(Items from a dataset)
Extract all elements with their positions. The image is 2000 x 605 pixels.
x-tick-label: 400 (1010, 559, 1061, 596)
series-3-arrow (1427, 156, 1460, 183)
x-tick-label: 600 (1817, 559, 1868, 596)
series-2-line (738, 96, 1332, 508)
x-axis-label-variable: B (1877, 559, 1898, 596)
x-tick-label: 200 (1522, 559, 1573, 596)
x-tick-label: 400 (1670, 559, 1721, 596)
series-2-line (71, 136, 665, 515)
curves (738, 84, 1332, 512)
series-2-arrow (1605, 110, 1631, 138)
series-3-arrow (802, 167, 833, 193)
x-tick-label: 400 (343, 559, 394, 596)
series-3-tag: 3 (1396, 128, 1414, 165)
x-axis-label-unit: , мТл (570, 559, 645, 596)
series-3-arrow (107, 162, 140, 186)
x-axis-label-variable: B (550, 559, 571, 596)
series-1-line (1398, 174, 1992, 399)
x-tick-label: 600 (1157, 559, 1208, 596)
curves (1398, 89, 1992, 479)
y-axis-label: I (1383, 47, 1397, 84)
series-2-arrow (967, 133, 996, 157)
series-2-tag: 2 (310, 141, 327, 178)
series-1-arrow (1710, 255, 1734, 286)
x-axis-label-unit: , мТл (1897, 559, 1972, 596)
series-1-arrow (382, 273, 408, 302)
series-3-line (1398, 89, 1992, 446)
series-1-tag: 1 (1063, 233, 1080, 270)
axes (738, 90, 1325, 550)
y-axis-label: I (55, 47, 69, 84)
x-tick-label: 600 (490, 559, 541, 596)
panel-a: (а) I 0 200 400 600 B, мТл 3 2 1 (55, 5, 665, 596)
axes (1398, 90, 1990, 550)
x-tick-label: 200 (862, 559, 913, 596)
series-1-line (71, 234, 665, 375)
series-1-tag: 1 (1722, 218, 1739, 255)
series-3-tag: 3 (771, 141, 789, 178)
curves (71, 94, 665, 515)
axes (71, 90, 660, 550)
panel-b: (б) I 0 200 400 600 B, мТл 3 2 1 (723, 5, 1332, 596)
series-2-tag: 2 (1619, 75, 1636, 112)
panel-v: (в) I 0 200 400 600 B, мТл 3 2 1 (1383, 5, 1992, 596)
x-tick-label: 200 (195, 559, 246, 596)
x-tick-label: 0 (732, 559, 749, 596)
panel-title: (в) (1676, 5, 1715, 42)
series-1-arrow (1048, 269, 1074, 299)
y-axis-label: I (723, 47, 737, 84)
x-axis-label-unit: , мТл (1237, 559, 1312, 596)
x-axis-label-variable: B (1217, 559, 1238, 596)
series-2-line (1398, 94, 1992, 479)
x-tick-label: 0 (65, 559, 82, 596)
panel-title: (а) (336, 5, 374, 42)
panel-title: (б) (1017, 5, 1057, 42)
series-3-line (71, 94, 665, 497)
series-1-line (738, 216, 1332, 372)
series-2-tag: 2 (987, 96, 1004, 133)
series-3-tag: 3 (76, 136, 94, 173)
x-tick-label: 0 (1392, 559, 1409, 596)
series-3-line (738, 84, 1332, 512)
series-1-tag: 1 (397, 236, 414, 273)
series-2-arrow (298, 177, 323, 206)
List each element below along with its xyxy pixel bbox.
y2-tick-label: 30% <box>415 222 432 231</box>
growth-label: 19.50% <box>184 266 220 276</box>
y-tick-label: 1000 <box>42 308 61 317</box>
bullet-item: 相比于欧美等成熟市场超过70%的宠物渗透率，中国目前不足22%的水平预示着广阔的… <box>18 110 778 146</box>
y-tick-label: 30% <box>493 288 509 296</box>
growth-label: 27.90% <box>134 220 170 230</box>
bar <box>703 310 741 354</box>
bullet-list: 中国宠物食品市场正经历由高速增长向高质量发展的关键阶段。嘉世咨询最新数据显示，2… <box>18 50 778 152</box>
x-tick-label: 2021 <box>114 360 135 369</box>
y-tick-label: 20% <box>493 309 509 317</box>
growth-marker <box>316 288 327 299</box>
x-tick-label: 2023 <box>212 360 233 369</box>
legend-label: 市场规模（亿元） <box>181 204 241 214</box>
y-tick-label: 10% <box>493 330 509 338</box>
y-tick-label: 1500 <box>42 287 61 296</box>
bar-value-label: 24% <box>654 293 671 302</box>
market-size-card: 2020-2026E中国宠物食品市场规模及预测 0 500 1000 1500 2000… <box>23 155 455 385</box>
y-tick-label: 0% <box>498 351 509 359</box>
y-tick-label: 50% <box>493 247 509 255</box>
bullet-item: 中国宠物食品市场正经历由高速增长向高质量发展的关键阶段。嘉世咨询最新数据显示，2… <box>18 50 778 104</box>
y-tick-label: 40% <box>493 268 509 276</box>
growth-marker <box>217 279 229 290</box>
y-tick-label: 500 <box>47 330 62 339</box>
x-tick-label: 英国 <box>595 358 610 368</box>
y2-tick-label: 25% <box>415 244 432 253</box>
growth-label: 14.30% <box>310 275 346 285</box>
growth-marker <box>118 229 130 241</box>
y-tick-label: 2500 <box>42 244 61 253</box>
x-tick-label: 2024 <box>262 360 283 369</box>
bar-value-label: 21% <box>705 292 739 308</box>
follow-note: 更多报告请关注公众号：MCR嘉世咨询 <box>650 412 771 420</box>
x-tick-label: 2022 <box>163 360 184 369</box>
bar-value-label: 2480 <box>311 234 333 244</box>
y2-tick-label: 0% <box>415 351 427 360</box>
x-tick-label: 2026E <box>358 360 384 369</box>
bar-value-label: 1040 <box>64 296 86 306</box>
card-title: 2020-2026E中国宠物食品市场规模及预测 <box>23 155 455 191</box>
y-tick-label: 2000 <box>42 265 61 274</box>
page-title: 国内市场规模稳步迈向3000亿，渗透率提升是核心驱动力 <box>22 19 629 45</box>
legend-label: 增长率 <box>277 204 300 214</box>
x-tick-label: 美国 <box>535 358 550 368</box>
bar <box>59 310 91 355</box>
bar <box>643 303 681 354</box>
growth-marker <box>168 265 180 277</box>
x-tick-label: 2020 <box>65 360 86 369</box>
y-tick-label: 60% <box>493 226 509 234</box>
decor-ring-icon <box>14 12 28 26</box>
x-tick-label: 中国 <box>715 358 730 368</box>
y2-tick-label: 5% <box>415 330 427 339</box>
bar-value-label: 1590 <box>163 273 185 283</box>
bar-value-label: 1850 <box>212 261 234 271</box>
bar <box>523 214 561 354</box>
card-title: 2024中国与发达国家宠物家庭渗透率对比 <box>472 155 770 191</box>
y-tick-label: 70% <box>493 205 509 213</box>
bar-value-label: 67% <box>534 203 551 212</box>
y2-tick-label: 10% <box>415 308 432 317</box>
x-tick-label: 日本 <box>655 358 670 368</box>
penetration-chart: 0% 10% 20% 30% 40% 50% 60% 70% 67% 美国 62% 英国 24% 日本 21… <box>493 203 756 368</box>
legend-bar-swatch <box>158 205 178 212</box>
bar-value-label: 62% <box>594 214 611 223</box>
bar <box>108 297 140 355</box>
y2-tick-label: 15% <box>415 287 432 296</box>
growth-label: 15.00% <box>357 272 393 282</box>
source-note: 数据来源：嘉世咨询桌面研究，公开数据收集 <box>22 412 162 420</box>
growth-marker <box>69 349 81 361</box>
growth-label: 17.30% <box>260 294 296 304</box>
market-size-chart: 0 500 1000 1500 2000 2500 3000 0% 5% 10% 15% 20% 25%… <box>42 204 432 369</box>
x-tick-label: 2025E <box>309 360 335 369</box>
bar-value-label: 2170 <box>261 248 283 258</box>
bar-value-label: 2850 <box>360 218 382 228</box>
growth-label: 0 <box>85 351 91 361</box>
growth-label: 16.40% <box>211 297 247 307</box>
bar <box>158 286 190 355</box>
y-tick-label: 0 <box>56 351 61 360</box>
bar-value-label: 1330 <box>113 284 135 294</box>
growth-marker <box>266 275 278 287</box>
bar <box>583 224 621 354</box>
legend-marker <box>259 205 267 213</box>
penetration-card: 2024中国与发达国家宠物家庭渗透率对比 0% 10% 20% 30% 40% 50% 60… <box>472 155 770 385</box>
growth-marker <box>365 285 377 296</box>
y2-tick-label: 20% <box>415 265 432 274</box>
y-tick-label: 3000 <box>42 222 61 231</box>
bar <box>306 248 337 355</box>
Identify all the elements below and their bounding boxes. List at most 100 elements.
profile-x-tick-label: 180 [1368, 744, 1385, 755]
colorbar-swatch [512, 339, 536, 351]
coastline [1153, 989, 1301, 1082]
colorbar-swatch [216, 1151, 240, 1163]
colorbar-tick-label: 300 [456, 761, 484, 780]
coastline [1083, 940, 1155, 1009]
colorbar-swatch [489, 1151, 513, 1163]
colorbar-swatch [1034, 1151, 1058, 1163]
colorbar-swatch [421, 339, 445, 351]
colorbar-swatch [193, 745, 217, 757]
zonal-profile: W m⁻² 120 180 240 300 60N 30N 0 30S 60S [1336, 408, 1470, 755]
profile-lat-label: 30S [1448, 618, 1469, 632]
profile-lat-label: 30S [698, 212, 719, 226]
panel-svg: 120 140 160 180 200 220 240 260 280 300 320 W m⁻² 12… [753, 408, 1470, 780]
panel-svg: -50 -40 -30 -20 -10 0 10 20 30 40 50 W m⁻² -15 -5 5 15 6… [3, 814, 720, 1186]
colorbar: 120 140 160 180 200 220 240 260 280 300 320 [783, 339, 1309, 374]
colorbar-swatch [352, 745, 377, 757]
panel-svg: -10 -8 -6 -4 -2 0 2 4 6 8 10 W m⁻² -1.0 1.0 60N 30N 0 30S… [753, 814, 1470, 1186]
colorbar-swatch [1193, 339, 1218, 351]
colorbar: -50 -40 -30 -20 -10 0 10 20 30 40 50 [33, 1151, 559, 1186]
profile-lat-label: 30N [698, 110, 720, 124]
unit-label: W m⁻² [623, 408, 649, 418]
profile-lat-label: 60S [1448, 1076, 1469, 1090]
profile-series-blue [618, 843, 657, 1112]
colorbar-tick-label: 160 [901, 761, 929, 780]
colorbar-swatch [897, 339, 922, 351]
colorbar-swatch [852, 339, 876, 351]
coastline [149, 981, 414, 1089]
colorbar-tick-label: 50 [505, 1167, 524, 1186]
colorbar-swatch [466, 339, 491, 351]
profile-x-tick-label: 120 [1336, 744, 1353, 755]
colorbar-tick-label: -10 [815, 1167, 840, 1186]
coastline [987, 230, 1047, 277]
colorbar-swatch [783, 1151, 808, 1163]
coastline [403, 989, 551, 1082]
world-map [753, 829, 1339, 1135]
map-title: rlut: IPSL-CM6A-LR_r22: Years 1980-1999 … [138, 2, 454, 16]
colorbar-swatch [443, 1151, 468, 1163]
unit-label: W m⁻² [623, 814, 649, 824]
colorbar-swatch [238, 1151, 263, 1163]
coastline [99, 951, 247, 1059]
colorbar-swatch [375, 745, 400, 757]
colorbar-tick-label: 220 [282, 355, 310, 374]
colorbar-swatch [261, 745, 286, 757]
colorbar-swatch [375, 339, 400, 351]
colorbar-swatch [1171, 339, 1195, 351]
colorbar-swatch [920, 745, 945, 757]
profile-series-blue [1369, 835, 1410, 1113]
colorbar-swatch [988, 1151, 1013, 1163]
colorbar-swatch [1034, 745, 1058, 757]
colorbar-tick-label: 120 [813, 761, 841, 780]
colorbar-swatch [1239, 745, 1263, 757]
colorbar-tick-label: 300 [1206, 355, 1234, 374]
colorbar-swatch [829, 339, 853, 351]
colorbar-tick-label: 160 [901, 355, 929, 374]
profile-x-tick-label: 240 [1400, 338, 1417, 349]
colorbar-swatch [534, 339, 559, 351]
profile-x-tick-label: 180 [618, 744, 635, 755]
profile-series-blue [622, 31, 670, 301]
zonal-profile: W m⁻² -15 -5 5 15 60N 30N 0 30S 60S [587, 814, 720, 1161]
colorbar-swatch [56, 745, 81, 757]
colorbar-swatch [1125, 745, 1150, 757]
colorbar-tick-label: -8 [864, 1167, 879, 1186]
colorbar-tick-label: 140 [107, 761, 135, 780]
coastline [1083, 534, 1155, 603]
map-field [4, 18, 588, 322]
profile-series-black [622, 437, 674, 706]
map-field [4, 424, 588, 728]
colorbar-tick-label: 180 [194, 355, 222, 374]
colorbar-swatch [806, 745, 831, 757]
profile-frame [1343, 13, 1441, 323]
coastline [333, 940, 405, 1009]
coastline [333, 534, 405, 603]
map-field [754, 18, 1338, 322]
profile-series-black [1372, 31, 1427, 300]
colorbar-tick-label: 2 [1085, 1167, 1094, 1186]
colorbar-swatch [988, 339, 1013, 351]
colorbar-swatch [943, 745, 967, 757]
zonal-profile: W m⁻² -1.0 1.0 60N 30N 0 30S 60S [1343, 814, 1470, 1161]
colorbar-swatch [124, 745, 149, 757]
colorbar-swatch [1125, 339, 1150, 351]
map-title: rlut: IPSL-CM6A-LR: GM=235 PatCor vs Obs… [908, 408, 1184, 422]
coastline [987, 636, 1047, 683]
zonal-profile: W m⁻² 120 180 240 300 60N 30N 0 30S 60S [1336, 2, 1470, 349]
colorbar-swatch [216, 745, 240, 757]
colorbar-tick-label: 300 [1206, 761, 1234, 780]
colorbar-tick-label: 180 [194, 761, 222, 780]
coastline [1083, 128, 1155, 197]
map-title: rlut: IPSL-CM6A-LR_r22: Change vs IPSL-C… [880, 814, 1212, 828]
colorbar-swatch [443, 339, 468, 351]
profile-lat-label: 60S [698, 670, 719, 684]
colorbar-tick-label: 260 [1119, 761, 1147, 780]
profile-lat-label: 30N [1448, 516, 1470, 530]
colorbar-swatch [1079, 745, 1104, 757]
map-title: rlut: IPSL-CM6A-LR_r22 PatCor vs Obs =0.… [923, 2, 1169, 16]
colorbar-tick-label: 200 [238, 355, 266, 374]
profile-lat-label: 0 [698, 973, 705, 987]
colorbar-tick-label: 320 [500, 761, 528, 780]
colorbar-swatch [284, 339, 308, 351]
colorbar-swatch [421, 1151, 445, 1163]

• **The exercise**
Update the lines from the first one through the line containing "x-axis-label-variable: B (1877, 559, 1898, 596)" by replacing "x-tick-label" with "x-axis-tick", leaving everything else unchanged.

• **Complete response**
Extract all elements with their positions. The image is 2000 x 605 pixels.
x-axis-tick: 400 (1010, 559, 1061, 596)
series-3-arrow (1427, 156, 1460, 183)
x-axis-tick: 600 (1817, 559, 1868, 596)
series-2-line (738, 96, 1332, 508)
x-axis-label-variable: B (1877, 559, 1898, 596)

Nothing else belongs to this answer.